Change "Show room" to "Showroom" in the data from its first line down through the line containing "caption-firma: La firma", and give those lines back otherwise unchanged.

■ **Bounding box entries**:
+ + + + +

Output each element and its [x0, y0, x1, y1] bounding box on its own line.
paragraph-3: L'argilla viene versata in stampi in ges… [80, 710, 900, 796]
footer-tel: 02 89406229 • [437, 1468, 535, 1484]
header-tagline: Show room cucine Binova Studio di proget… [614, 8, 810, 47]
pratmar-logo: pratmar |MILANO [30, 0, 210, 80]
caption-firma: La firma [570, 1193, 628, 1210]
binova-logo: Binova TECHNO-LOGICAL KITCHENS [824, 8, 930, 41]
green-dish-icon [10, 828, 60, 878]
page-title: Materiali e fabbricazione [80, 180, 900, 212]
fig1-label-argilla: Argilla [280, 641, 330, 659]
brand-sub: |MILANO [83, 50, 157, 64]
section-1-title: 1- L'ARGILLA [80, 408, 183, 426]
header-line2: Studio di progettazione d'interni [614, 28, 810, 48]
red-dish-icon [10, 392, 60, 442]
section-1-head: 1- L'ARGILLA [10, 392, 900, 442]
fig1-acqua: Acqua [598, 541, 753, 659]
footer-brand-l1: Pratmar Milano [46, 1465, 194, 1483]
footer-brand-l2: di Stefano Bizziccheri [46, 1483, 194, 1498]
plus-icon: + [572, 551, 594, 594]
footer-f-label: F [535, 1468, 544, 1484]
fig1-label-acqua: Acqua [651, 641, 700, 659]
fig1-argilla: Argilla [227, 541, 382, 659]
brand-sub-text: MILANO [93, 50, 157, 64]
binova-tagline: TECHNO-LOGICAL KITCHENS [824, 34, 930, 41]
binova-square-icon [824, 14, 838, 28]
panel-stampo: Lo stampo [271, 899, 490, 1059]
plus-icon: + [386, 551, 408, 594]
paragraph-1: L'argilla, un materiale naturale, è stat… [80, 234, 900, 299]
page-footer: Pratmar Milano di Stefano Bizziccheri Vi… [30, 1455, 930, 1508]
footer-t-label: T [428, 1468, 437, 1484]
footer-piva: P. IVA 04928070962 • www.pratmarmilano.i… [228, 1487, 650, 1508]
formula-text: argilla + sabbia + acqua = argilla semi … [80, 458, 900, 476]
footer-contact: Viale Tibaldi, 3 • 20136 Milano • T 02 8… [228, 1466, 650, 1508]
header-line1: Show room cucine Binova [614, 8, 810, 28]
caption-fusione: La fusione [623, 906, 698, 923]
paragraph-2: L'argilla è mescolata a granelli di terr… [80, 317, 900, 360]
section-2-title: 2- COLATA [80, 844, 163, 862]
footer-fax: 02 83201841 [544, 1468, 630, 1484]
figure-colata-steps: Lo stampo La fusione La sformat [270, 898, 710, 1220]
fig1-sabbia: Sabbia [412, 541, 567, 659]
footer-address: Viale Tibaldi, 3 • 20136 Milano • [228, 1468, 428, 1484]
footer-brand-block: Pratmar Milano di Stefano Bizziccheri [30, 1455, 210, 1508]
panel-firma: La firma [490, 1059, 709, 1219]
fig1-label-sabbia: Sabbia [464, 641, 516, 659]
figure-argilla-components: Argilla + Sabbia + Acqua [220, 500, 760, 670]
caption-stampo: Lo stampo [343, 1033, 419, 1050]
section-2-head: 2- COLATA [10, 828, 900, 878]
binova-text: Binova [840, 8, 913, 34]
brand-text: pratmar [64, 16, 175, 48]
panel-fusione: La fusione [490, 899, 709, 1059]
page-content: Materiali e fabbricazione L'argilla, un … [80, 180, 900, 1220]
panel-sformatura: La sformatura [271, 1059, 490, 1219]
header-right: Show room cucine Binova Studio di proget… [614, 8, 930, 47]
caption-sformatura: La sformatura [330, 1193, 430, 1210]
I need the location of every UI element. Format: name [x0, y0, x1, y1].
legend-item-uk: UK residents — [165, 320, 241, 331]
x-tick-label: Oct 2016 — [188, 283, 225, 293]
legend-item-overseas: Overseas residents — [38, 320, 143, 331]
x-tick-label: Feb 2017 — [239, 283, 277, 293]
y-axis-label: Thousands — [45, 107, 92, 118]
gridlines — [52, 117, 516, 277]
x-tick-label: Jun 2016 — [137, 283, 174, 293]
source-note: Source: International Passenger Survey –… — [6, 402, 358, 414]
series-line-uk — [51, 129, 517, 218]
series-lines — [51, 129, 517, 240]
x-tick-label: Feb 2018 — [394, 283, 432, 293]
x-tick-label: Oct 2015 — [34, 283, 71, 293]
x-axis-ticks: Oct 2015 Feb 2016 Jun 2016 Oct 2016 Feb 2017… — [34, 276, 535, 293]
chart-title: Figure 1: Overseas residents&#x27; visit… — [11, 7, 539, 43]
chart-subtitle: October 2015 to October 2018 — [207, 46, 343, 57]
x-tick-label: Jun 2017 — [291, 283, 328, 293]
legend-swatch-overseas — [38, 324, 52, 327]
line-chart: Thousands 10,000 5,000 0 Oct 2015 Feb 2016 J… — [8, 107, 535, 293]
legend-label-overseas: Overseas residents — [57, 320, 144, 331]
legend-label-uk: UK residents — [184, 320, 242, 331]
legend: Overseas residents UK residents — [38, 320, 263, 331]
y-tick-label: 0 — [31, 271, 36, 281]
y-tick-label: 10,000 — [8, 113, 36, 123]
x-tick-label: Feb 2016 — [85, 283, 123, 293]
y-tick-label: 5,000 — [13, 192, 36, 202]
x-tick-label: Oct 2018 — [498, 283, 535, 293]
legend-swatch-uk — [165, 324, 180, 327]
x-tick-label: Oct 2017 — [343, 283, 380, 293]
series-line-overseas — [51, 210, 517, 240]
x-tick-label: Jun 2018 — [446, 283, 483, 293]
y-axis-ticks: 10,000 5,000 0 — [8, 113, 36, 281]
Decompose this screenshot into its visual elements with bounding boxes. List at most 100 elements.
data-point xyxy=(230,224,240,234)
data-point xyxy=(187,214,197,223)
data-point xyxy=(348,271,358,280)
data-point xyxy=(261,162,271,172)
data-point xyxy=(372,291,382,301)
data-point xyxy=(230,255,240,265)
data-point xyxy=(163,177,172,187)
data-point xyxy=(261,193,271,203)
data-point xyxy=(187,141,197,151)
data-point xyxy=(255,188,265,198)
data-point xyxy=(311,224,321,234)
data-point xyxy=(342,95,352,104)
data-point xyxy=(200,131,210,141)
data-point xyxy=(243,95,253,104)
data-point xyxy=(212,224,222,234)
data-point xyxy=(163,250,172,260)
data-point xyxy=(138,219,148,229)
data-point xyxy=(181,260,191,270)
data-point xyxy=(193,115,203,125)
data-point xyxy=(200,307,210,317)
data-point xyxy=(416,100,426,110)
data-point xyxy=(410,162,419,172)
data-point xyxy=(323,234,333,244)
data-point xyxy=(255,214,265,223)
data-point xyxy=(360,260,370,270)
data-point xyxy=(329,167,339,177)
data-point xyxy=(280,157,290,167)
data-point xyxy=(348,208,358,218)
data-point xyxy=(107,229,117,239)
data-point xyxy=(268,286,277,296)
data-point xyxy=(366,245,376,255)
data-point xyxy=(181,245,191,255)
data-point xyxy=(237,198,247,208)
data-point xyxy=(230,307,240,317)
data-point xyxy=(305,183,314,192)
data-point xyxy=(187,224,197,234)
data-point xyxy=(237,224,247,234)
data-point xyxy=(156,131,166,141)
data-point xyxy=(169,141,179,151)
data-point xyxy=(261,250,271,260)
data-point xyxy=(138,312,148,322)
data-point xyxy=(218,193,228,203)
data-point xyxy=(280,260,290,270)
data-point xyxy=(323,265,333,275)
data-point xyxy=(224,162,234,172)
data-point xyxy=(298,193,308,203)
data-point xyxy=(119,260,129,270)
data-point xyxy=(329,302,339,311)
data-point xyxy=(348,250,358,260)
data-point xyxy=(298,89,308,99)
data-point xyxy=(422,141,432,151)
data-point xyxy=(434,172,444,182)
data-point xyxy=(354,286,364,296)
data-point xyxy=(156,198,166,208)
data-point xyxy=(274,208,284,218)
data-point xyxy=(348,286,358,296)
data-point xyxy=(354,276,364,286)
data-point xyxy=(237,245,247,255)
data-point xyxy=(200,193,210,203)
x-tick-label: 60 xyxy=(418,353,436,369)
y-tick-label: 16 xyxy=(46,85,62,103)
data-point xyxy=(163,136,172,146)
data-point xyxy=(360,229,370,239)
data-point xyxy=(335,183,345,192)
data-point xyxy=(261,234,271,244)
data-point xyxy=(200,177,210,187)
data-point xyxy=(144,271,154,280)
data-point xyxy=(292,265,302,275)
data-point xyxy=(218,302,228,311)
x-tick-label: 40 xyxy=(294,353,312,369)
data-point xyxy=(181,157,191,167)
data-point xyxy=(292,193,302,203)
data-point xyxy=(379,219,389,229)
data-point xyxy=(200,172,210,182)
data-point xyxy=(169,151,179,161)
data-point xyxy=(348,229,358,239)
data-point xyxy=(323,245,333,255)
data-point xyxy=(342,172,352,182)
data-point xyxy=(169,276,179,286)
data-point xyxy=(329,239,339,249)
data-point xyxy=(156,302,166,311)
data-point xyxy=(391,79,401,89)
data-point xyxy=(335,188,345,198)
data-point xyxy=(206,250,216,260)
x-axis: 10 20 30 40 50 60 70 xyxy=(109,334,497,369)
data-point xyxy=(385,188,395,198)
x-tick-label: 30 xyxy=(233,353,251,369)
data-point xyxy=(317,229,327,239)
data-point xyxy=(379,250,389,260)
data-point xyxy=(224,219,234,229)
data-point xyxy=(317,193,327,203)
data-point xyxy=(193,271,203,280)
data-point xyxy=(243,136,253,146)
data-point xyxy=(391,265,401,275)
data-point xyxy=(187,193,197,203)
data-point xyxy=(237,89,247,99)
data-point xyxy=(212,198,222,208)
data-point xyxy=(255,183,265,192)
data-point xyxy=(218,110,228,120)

+ + + + +

■ **Response to this exercise**:
Output each element and its [x0, y0, x1, y1] bounding box on its own line.
paragraph-3: L'argilla viene versata in stampi in ges… [80, 710, 900, 796]
footer-tel: 02 89406229 • [437, 1468, 535, 1484]
header-tagline: Showroom cucine Binova Studio di proget… [614, 8, 810, 47]
pratmar-logo: pratmar |MILANO [30, 0, 210, 80]
caption-firma: La firma [570, 1193, 628, 1210]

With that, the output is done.